##### Material supplied

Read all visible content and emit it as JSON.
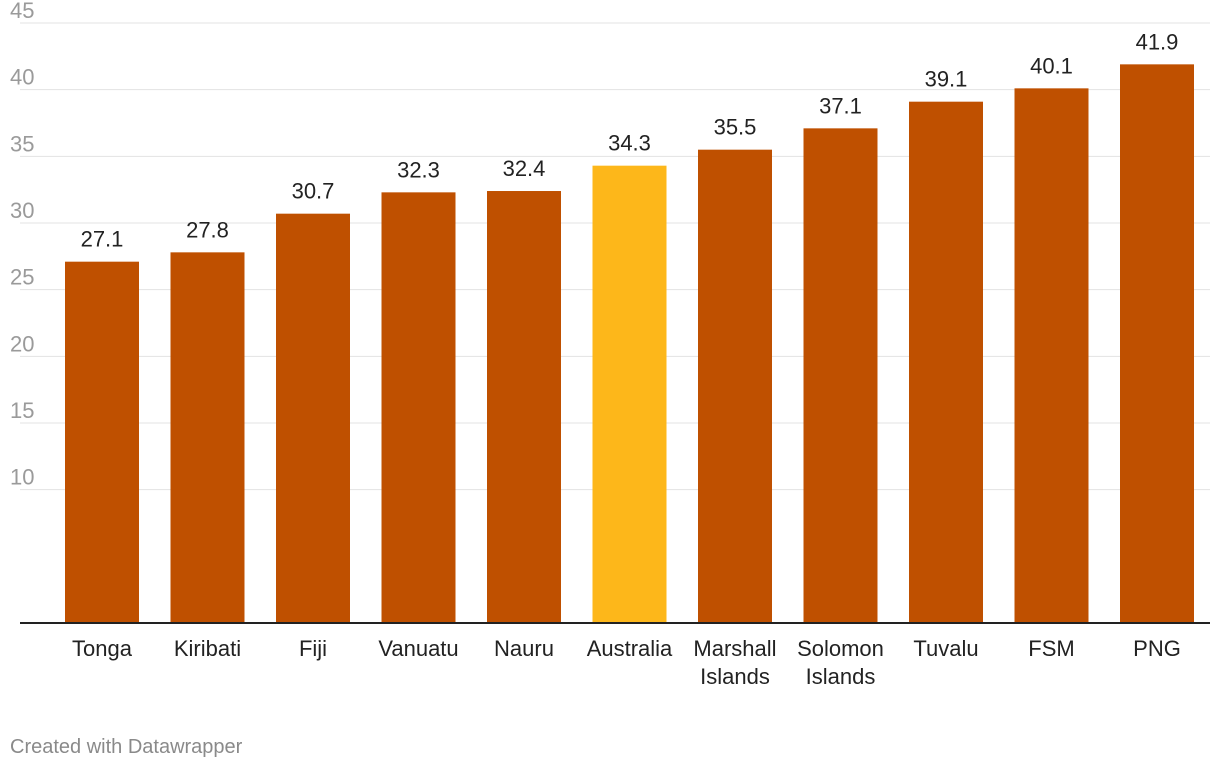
{
  "chart_data": {
    "type": "bar",
    "categories": [
      "Tonga",
      "Kiribati",
      "Fiji",
      "Vanuatu",
      "Nauru",
      "Australia",
      "Marshall Islands",
      "Solomon Islands",
      "Tuvalu",
      "FSM",
      "PNG"
    ],
    "values": [
      27.1,
      27.8,
      30.7,
      32.3,
      32.4,
      34.3,
      35.5,
      37.1,
      39.1,
      40.1,
      41.9
    ],
    "value_labels": [
      "27.1",
      "27.8",
      "30.7",
      "32.3",
      "32.4",
      "34.3",
      "35.5",
      "37.1",
      "39.1",
      "40.1",
      "41.9"
    ],
    "highlight_category": "Australia",
    "yticks": [
      10,
      15,
      20,
      25,
      30,
      35,
      40,
      45
    ],
    "ylim": [
      0,
      45
    ],
    "grid": true,
    "legend": "none",
    "title": "",
    "xlabel": "",
    "ylabel": ""
  },
  "colors": {
    "bar": "#bf5000",
    "highlight": "#fdb71a",
    "grid": "#e3e3e3",
    "axis": "#222222"
  },
  "footer": {
    "credit": "Created with Datawrapper"
  }
}
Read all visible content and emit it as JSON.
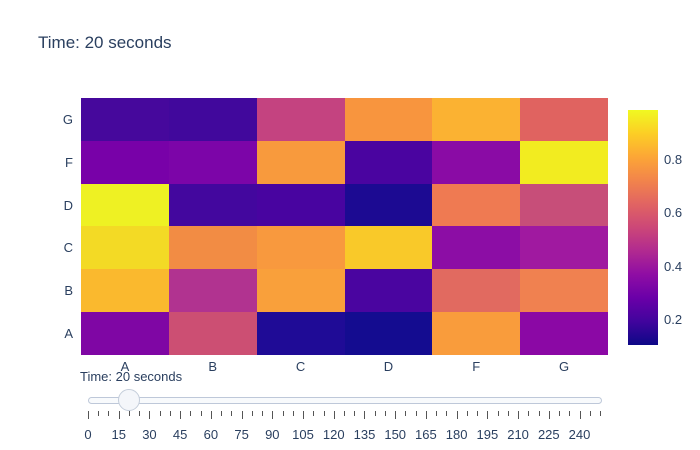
{
  "title": "Time: 20 seconds",
  "chart_data": {
    "type": "heatmap",
    "title": "Time: 20 seconds",
    "x_categories": [
      "A",
      "B",
      "C",
      "D",
      "F",
      "G"
    ],
    "y_categories_top_to_bottom": [
      "G",
      "F",
      "D",
      "C",
      "B",
      "A"
    ],
    "colorscale_name": "plasma",
    "zmin": 0.106,
    "zmax": 0.988,
    "grid": false,
    "legend_position": "colorbar-right",
    "z_rows_top_to_bottom": [
      [
        0.19,
        0.19,
        0.56,
        0.77,
        0.83,
        0.64
      ],
      [
        0.3,
        0.31,
        0.78,
        0.2,
        0.34,
        0.97
      ],
      [
        0.99,
        0.19,
        0.2,
        0.13,
        0.7,
        0.57
      ],
      [
        0.93,
        0.74,
        0.78,
        0.88,
        0.35,
        0.4
      ],
      [
        0.85,
        0.48,
        0.79,
        0.2,
        0.65,
        0.71
      ],
      [
        0.32,
        0.57,
        0.14,
        0.12,
        0.79,
        0.34
      ]
    ],
    "cell_colors_rows_top_to_bottom": [
      [
        "#46089c",
        "#41089c",
        "#c44380",
        "#f8953e",
        "#fbb232",
        "#e06360"
      ],
      [
        "#7801a8",
        "#7c05a8",
        "#f89a3d",
        "#4a04a0",
        "#8a0ba5",
        "#f2ec20"
      ],
      [
        "#eef123",
        "#43079e",
        "#4804a0",
        "#1c0a92",
        "#ef7a52",
        "#c74e79"
      ],
      [
        "#f3da25",
        "#f28c44",
        "#f8993e",
        "#f9c929",
        "#8c0da5",
        "#a019a0"
      ],
      [
        "#fab92e",
        "#b13390",
        "#f9a03b",
        "#4a05a0",
        "#e16a60",
        "#f08150"
      ],
      [
        "#7f06a4",
        "#cc4f73",
        "#1f0b96",
        "#140c90",
        "#f99c3c",
        "#8b08a5"
      ]
    ],
    "colorbar": {
      "tick_values": [
        0.2,
        0.4,
        0.6,
        0.8
      ],
      "tick_labels": [
        "0.2",
        "0.4",
        "0.6",
        "0.8"
      ],
      "gradient_stops_bottom_to_top": [
        "#0d0887",
        "#41049d",
        "#6a00a8",
        "#8f0da4",
        "#b12a90",
        "#cc4778",
        "#e16462",
        "#f2844b",
        "#fca636",
        "#fcce25",
        "#f0f921"
      ]
    }
  },
  "slider": {
    "current_value_label": "Time: 20 seconds",
    "value": 20,
    "min": 0,
    "max": 250,
    "step": 5,
    "major_step": 15,
    "tick_labels": [
      "0",
      "15",
      "30",
      "45",
      "60",
      "75",
      "90",
      "105",
      "120",
      "135",
      "150",
      "165",
      "180",
      "195",
      "210",
      "225",
      "240"
    ]
  },
  "colors": {
    "text": "#2a3f5f",
    "tick": "#555555",
    "rail_bg": "#f8fafc",
    "rail_border": "#bec8d9",
    "handle_bg": "#f4f6fa",
    "handle_border": "#c4cdda",
    "background": "#ffffff"
  }
}
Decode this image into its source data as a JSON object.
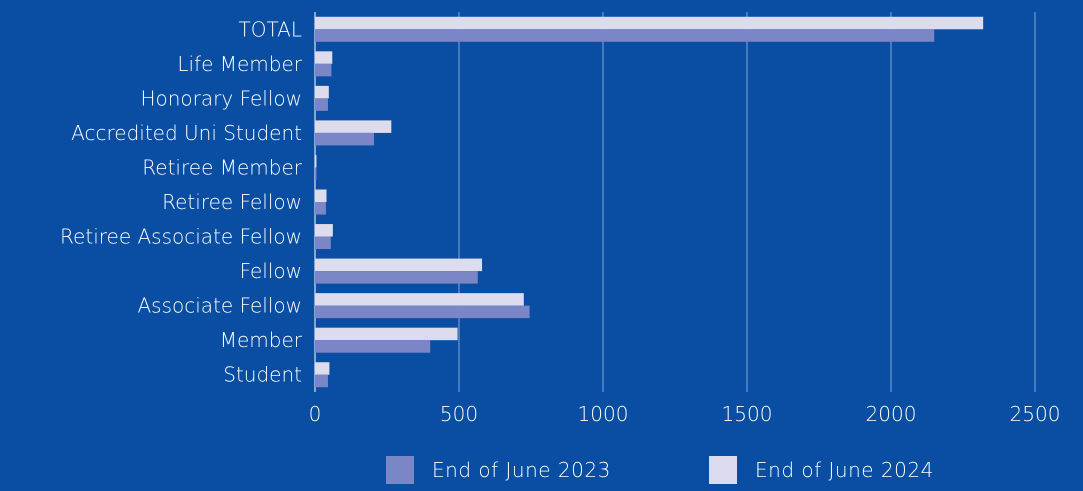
{
  "chart_data": {
    "type": "bar",
    "orientation": "horizontal",
    "categories": [
      "TOTAL",
      "Life Member",
      "Honorary Fellow",
      "Accredited Uni Student",
      "Retiree Member",
      "Retiree Fellow",
      "Retiree Associate Fellow",
      "Fellow",
      "Associate Fellow",
      "Member",
      "Student"
    ],
    "series": [
      {
        "name": "End of June 2023",
        "color": "#7b86c7",
        "values": [
          2150,
          57,
          45,
          205,
          5,
          38,
          55,
          565,
          745,
          400,
          45
        ]
      },
      {
        "name": "End of June 2024",
        "color": "#dcdcee",
        "values": [
          2320,
          60,
          48,
          265,
          5,
          40,
          62,
          580,
          725,
          495,
          50
        ]
      }
    ],
    "xticks": [
      "0",
      "500",
      "1000",
      "1500",
      "2000",
      "2500"
    ],
    "xlim": [
      0,
      2500
    ],
    "grid": "vertical",
    "legend_position": "bottom",
    "title": "",
    "xlabel": "",
    "ylabel": ""
  }
}
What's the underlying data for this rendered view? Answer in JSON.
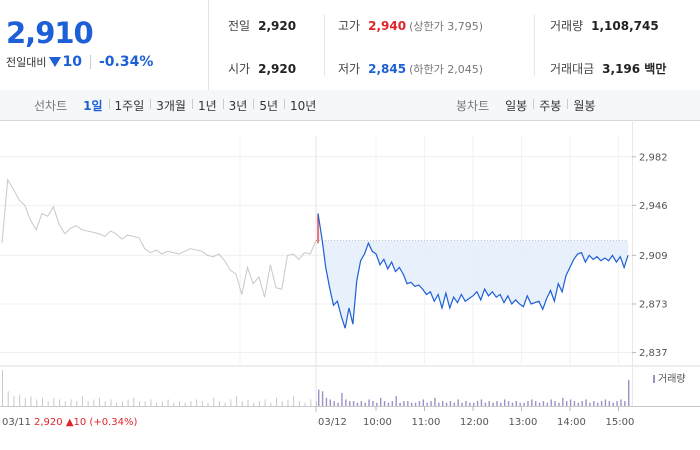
{
  "quote": {
    "price": "2,910",
    "change_label": "전일대비",
    "change_amount": "10",
    "change_pct": "-0.34%"
  },
  "stats": {
    "prev_close": {
      "label": "전일",
      "value": "2,920"
    },
    "open": {
      "label": "시가",
      "value": "2,920"
    },
    "high": {
      "label": "고가",
      "value": "2,940",
      "limit_label": "(상한가 3,795)"
    },
    "low": {
      "label": "저가",
      "value": "2,845",
      "limit_label": "(하한가 2,045)"
    },
    "volume": {
      "label": "거래량",
      "value": "1,108,745"
    },
    "amount": {
      "label": "거래대금",
      "value": "3,196 백만"
    }
  },
  "line_tabs": {
    "label": "선차트",
    "items": [
      "1일",
      "1주일",
      "3개월",
      "1년",
      "3년",
      "5년",
      "10년"
    ],
    "active": 0
  },
  "candle_tabs": {
    "label": "봉차트",
    "items": [
      "일봉",
      "주봉",
      "월봉"
    ]
  },
  "colors": {
    "accent": "#1d5fd6",
    "up": "#e0242b",
    "prev_line": "#c8c8c8",
    "fill": "#e4eefb"
  },
  "chart_data": {
    "type": "line",
    "ylim": [
      2830,
      2990
    ],
    "yticks": [
      2982,
      2946,
      2909,
      2873,
      2837
    ],
    "ytick_labels": [
      "2,982",
      "2,946",
      "2,909",
      "2,873",
      "2,837"
    ],
    "baseline": 2920,
    "prev_day": {
      "date": "03/11",
      "summary": {
        "date": "03/11",
        "close": "2,920",
        "change": "10",
        "pct": "(+0.34%)"
      },
      "values": [
        2918,
        2965,
        2958,
        2950,
        2946,
        2935,
        2928,
        2940,
        2938,
        2945,
        2932,
        2925,
        2929,
        2931,
        2928,
        2927,
        2926,
        2925,
        2923,
        2927,
        2925,
        2921,
        2924,
        2923,
        2922,
        2914,
        2911,
        2913,
        2910,
        2912,
        2911,
        2910,
        2912,
        2914,
        2913,
        2912,
        2909,
        2908,
        2910,
        2905,
        2898,
        2895,
        2880,
        2900,
        2888,
        2893,
        2878,
        2902,
        2885,
        2884,
        2909,
        2910,
        2906,
        2911,
        2910,
        2920
      ]
    },
    "today": {
      "date": "03/12",
      "x_labels": [
        "10:00",
        "11:00",
        "12:00",
        "13:00",
        "14:00",
        "15:00"
      ],
      "values": [
        2940,
        2922,
        2900,
        2885,
        2872,
        2875,
        2864,
        2855,
        2870,
        2858,
        2890,
        2905,
        2910,
        2918,
        2912,
        2910,
        2902,
        2906,
        2899,
        2904,
        2897,
        2900,
        2895,
        2888,
        2889,
        2886,
        2887,
        2884,
        2880,
        2882,
        2875,
        2880,
        2870,
        2881,
        2870,
        2878,
        2874,
        2880,
        2875,
        2877,
        2879,
        2882,
        2876,
        2884,
        2879,
        2882,
        2878,
        2880,
        2874,
        2879,
        2873,
        2876,
        2873,
        2871,
        2879,
        2873,
        2874,
        2875,
        2869,
        2877,
        2883,
        2875,
        2888,
        2882,
        2894,
        2900,
        2906,
        2910,
        2911,
        2904,
        2909,
        2906,
        2908,
        2905,
        2907,
        2905,
        2909,
        2904,
        2908,
        2900,
        2909
      ]
    },
    "volume": {
      "label": "거래량",
      "prev": [
        22,
        9,
        6,
        7,
        5,
        6,
        4,
        5,
        3,
        5,
        4,
        3,
        4,
        3,
        6,
        3,
        4,
        5,
        3,
        4,
        2,
        3,
        4,
        5,
        3,
        3,
        4,
        2,
        3,
        4,
        2,
        3,
        2,
        3,
        4,
        3,
        2,
        5,
        3,
        2,
        4,
        6,
        3,
        4,
        2,
        3,
        4,
        2,
        5,
        3,
        4,
        6,
        3,
        2,
        4,
        3
      ],
      "today": [
        10,
        9,
        5,
        4,
        3,
        2,
        8,
        4,
        3,
        3,
        2,
        3,
        2,
        4,
        3,
        2,
        5,
        3,
        2,
        3,
        6,
        2,
        3,
        3,
        2,
        2,
        3,
        4,
        2,
        3,
        5,
        2,
        3,
        2,
        3,
        2,
        4,
        2,
        3,
        2,
        2,
        3,
        4,
        2,
        3,
        2,
        3,
        2,
        4,
        3,
        2,
        3,
        2,
        2,
        3,
        4,
        3,
        2,
        3,
        2,
        4,
        3,
        2,
        5,
        3,
        4,
        3,
        2,
        3,
        4,
        2,
        3,
        2,
        3,
        4,
        3,
        2,
        3,
        4,
        3,
        16
      ]
    }
  }
}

##########

- **Required task**
For the listing above, identify each line bearing "colorbar".

- **Written response**
    "legend_position": "colorbar-right",
    "colorbar": {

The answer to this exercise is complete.